### Extract
So yes, I do see staying together as a choice, and one that should be reassessed on a regular basis, but I still see marriage as a commitment to loyalty and considering the other person's needs as important as one's own. As long as both partners do that, there won't be much conflict.

Helltotheno · 18/06/2013 14:14

I would never use the word 'vow' period. Even as a word, it sort of gives me the heebie jeebies. For my marriage, the phrase 'one day at a time' suits better. Marriage is tough and things can change at any time.

I don't want to be overloaded with someone's expectations of being happy or to overload anyone with mine.
I agree that support should be a given but the balance can tip very easily into co-dependence, abuse and a host of other things, and yes you're right, regular reassessment is important.

CogitoErgoSometimes · 18/06/2013 16:04

" marriage is not simply a binding contract but an ongoing choice, "

I think that's a very good way of putting it actually. If you strip away all the hearts, flowers and 'love' aspect of marriage, it's fundamentally a rolling contract (to borrow a business term) which everyone adheres to voluntarily unless there is some kind of breach of that contract or one party wants it to end. Marriages where it is assumed that, however bad it gets, everyone will stick around regardless leads to, at best, complacency and, at worst, contempt.

AuntieStella · 18/06/2013 16:14

Maybe he simply means that his ongoing choice is to honour the vows as stated, and that he is not going to bail on you whilst you deal with these issues. The marriage is what you make it.

Unless there is stuff you haven't posted which makes you doubt your DH's integrity, I think you can accept his view as something that is part of his being your rock. And that the character and motivation of the person making and sticking to the vows makes an important difference to the value and intention of those promises.

Windingdown · 18/06/2013 17:32

If one partner deliberately decides to break a vow then the contract is broken and the other is released from their promise. If one is ill and the other cares for them - that's For Better or Worse...that's love in fact.

In your Father's case he completely tore up the love, honour and protect vow the moment he started DV..... If I was your Mum at that point I would have felt completely free to break the better or worse/death do us part bits over my knee and bugger off - especially if I had DC in the house.

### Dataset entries
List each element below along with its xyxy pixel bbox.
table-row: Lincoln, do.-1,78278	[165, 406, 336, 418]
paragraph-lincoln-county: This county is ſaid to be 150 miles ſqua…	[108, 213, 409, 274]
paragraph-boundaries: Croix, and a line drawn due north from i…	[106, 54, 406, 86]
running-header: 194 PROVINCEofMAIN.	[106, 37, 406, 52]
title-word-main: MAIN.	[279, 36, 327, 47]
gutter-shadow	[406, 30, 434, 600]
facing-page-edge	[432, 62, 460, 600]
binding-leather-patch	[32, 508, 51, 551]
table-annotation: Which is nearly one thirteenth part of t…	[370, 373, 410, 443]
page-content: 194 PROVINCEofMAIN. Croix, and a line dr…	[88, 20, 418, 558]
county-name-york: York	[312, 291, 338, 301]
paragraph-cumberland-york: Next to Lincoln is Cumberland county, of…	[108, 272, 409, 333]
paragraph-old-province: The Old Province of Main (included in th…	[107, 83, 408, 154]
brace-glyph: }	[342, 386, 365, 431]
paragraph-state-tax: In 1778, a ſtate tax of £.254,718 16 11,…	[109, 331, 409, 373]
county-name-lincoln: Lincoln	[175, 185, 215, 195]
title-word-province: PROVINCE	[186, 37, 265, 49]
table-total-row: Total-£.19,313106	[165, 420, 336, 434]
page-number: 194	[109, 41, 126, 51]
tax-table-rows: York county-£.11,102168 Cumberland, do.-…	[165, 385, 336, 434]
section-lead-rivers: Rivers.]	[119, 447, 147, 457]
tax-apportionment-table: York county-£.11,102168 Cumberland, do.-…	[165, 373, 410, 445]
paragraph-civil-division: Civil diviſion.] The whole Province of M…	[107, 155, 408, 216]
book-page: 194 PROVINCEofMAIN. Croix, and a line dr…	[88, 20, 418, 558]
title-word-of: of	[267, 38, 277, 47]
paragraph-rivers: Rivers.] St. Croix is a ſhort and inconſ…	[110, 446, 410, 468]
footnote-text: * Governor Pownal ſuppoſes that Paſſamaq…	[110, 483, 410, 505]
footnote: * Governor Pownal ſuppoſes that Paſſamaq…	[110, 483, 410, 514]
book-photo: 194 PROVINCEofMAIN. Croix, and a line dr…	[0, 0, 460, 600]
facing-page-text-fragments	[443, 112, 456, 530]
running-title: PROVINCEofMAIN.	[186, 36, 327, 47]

### Work item A
Update everything in the marriage-vows thread from "If one partner" down to "love in fact.", changing "partner" to "spouse".
### Work item B
Go on with the marriage-vows thread from the point where it ends.
The items are separate material, independent of the marriage-vows thread.

### Exercise answer A
If one spouse deliberately decides to break a vow then the contract is broken and the other is released from their promise. If one is ill and the other cares for them - that's For Better or Worse...that's love in fact.

### Exercise answer B
TondelayoSchwarzkopf · 18/06/2013 18:35

I think that's a very good way of putting it actually. If you strip away all the hearts, flowers and 'love' aspect of marriage, it's fundamentally a rolling contract (to borrow a business term) which everyone adheres to voluntarily unless there is some kind of breach of that contract or one party wants it to end. Marriages where it is assumed that, however bad it gets, everyone will stick around regardless leads to, at best, complacency and, at worst, contempt.

Agree with this so much I may embroider it on a cushion.

jessjessjess · 18/06/2013 19:46

Thanks for your responses - I think I sounded more black and white than I feel. I don't doubt my DH's integrity, it just makes me uncomfortable when anyone suggests marriage is forever no matter what. Which is obviously not what he actually said, but my 'stuff' talking.

ofmiceandmen I would and have stuck with him through tough times, but I wouldn't stick with him no matter what (and by that I mean if he abused me, for example).

CogitoErgoSometimes thanks for your post, that's exactly what I was trying to say.

OP posts:
JamieandtheMagicTorch · 18/06/2013 20:52

Great post Dahlen

That is how I see it, OP.

AMumInScotland · 18/06/2013 21:24

I think the "no matter what" is only meant to cover "whatever random shit life throws at us" and not "whatever random shit he does"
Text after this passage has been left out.